* _PROBLEM REQUIREMENTS_
Set down every entry again word for word, please, but skip the pictures.

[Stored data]
******
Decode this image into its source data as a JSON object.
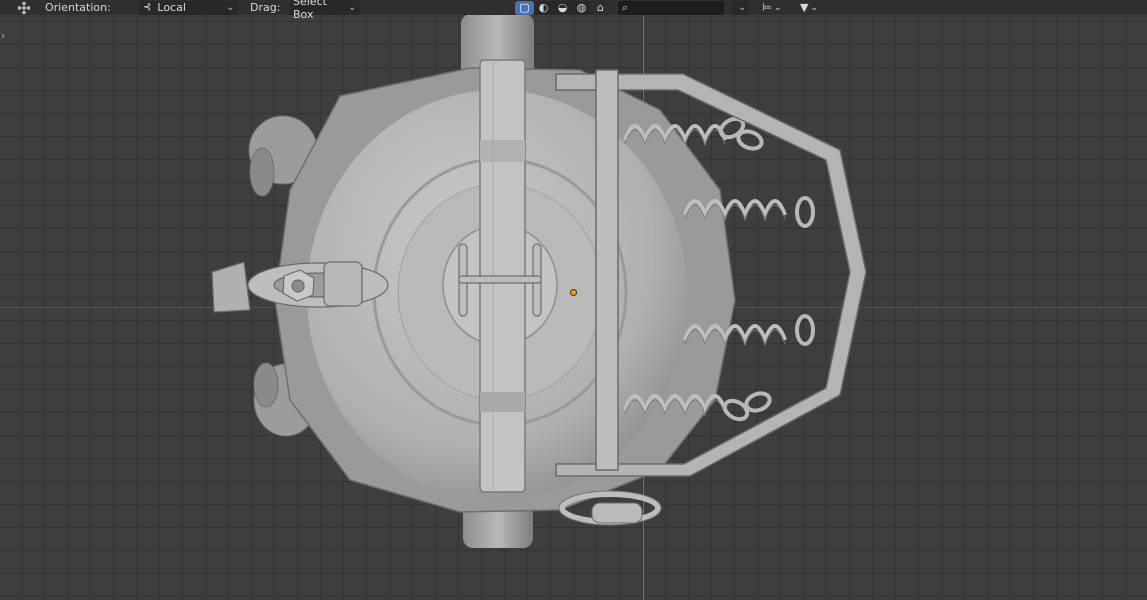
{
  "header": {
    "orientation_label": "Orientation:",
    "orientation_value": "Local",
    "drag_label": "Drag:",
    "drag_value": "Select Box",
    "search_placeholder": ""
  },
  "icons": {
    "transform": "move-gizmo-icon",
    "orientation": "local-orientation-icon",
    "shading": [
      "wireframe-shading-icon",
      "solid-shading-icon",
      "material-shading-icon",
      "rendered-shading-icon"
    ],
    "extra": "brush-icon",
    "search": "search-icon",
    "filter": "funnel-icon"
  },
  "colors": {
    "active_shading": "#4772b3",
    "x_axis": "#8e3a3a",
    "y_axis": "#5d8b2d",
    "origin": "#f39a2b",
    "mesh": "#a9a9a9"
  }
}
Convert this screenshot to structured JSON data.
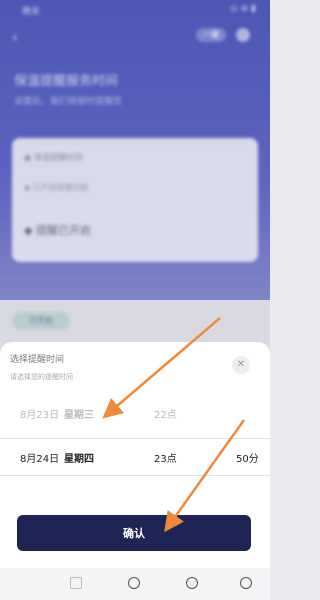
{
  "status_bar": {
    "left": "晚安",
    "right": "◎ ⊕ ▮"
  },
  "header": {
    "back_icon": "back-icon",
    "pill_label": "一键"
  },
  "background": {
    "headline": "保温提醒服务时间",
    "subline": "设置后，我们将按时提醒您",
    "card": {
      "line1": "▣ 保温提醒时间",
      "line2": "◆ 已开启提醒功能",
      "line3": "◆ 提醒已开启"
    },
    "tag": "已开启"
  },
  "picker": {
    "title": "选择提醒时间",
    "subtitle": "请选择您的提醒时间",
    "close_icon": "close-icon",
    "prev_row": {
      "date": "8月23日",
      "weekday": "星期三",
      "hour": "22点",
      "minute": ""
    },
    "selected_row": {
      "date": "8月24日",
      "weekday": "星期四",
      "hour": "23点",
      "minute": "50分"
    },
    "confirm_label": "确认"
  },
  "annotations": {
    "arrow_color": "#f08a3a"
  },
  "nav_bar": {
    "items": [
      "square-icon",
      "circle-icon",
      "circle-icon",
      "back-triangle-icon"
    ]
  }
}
******
* _EXERCISE SOLUTION_
Decode this image into its source data as a JSON object.
{
  "header": {
    "orientation_label": "Orientation:",
    "orientation_value": "Local",
    "drag_label": "Drag:",
    "drag_value": "Select Box",
    "search_placeholder": ""
  },
  "icons": {
    "transform": "move-gizmo-icon",
    "orientation": "local-orientation-icon",
    "shading": [
      "wireframe-shading-icon",
      "solid-shading-icon",
      "material-shading-icon",
      "rendered-shading-icon"
    ],
    "extra": "brush-icon",
    "search": "search-icon",
    "filter": "funnel-icon"
  },
  "colors": {
    "active_shading": "#4772b3",
    "x_axis": "#8e3a3a",
    "y_axis": "#5d8b2d",
    "origin": "#f39a2b",
    "mesh": "#a9a9a9"
  }
}
Convert this screenshot to structured JSON data.
{
  "status_bar": {
    "left": "晚安",
    "right": "◎ ⊕ ▮"
  },
  "header": {
    "back_icon": "back-icon",
    "pill_label": "一键"
  },
  "background": {
    "headline": "保温提醒服务时间",
    "subline": "设置后，我们将按时提醒您",
    "card": {
      "line1": "▣ 保温提醒时间",
      "line2": "◆ 已开启提醒功能",
      "line3": "◆ 提醒已开启"
    },
    "tag": "已开启"
  },
  "picker": {
    "title": "选择提醒时间",
    "subtitle": "请选择您的提醒时间",
    "close_icon": "close-icon",
    "prev_row": {
      "date": "8月23日",
      "weekday": "星期三",
      "hour": "22点",
      "minute": ""
    },
    "selected_row": {
      "date": "8月24日",
      "weekday": "星期四",
      "hour": "23点",
      "minute": "50分"
    },
    "confirm_label": "确认"
  },
  "annotations": {
    "arrow_color": "#f08a3a"
  },
  "nav_bar": {
    "items": [
      "square-icon",
      "circle-icon",
      "circle-icon",
      "back-triangle-icon"
    ]
  }
}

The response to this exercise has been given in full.